Short task - Every entry needs to be printed exactly, please.

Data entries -
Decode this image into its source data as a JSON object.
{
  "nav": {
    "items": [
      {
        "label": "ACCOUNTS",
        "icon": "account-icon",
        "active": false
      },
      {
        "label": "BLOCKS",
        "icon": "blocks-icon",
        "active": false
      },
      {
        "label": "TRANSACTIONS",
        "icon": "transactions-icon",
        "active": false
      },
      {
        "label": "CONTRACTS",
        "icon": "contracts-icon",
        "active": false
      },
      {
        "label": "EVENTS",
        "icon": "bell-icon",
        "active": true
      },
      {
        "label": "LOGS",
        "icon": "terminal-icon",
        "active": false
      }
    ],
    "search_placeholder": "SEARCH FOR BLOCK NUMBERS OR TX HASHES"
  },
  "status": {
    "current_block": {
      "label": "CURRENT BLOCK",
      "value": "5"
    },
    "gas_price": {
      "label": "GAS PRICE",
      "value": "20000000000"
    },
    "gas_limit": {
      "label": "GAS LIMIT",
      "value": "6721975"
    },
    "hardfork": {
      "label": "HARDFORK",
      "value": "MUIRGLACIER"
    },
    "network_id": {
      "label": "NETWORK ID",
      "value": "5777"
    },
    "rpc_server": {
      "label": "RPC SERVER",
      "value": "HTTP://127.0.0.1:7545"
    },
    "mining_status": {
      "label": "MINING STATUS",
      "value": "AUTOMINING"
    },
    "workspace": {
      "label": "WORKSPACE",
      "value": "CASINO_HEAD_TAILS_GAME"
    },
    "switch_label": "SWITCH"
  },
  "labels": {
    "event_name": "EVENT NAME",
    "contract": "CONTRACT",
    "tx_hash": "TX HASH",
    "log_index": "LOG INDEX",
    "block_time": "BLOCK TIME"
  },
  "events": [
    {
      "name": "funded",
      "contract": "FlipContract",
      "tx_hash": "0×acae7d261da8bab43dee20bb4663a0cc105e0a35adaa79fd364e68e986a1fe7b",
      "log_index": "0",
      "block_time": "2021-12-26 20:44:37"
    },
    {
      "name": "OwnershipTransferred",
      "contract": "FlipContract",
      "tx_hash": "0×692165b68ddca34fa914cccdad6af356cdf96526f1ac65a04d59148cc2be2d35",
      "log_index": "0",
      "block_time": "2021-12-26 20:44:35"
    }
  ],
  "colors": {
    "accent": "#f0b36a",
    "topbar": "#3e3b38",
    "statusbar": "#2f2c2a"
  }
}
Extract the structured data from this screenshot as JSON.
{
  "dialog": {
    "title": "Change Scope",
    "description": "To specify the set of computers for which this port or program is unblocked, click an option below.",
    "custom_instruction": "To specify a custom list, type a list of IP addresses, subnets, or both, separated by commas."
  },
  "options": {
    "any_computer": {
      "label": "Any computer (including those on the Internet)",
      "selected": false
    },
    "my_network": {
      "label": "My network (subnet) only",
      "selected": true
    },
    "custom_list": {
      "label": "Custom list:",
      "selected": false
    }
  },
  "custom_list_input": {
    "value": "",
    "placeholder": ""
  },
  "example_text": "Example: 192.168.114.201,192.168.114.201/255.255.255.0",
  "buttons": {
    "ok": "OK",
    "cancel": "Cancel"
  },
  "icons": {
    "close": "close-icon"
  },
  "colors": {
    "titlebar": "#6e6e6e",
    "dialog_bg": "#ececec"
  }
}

Task result -
Decode this image into its source data as a JSON object.
{
  "nav": {
    "items": [
      {
        "label": "ACCOUNTS",
        "icon": "account-icon",
        "active": false
      },
      {
        "label": "BLOCKS",
        "icon": "blocks-icon",
        "active": false
      },
      {
        "label": "TRANSACTIONS",
        "icon": "transactions-icon",
        "active": false
      },
      {
        "label": "CONTRACTS",
        "icon": "contracts-icon",
        "active": false
      },
      {
        "label": "EVENTS",
        "icon": "bell-icon",
        "active": true
      },
      {
        "label": "LOGS",
        "icon": "terminal-icon",
        "active": false
      }
    ],
    "search_placeholder": "SEARCH FOR BLOCK NUMBERS OR TX HASHES"
  },
  "status": {
    "current_block": {
      "label": "CURRENT BLOCK",
      "value": "5"
    },
    "gas_price": {
      "label": "GAS PRICE",
      "value": "20000000000"
    },
    "gas_limit": {
      "label": "GAS LIMIT",
      "value": "6721975"
    },
    "hardfork": {
      "label": "HARDFORK",
      "value": "MUIRGLACIER"
    },
    "network_id": {
      "label": "NETWORK ID",
      "value": "5777"
    },
    "rpc_server": {
      "label": "RPC SERVER",
      "value": "HTTP://127.0.0.1:7545"
    },
    "mining_status": {
      "label": "MINING STATUS",
      "value": "AUTOMINING"
    },
    "workspace": {
      "label": "WORKSPACE",
      "value": "CASINO_HEAD_TAILS_GAME"
    },
    "switch_label": "SWITCH"
  },
  "labels": {
    "event_name": "EVENT NAME",
    "contract": "CONTRACT",
    "tx_hash": "TX HASH",
    "log_index": "LOG INDEX",
    "block_time": "BLOCK TIME"
  },
  "events": [
    {
      "name": "funded",
      "contract": "FlipContract",
      "tx_hash": "0×acae7d261da8bab43dee20bb4663a0cc105e0a35adaa79fd364e68e986a1fe7b",
      "log_index": "0",
      "block_time": "2021-12-26 20:44:37"
    },
    {
      "name": "OwnershipTransferred",
      "contract": "FlipContract",
      "tx_hash": "0×692165b68ddca34fa914cccdad6af356cdf96526f1ac65a04d59148cc2be2d35",
      "log_index": "0",
      "block_time": "2021-12-26 20:44:35"
    }
  ],
  "colors": {
    "accent": "#f0b36a",
    "topbar": "#3e3b38",
    "statusbar": "#2f2c2a"
  }
}
Extract the structured data from this screenshot as JSON.
{
  "dialog": {
    "title": "Change Scope",
    "description": "To specify the set of computers for which this port or program is unblocked, click an option below.",
    "custom_instruction": "To specify a custom list, type a list of IP addresses, subnets, or both, separated by commas."
  },
  "options": {
    "any_computer": {
      "label": "Any computer (including those on the Internet)",
      "selected": false
    },
    "my_network": {
      "label": "My network (subnet) only",
      "selected": true
    },
    "custom_list": {
      "label": "Custom list:",
      "selected": false
    }
  },
  "custom_list_input": {
    "value": "",
    "placeholder": ""
  },
  "example_text": "Example: 192.168.114.201,192.168.114.201/255.255.255.0",
  "buttons": {
    "ok": "OK",
    "cancel": "Cancel"
  },
  "icons": {
    "close": "close-icon"
  },
  "colors": {
    "titlebar": "#6e6e6e",
    "dialog_bg": "#ececec"
  }
}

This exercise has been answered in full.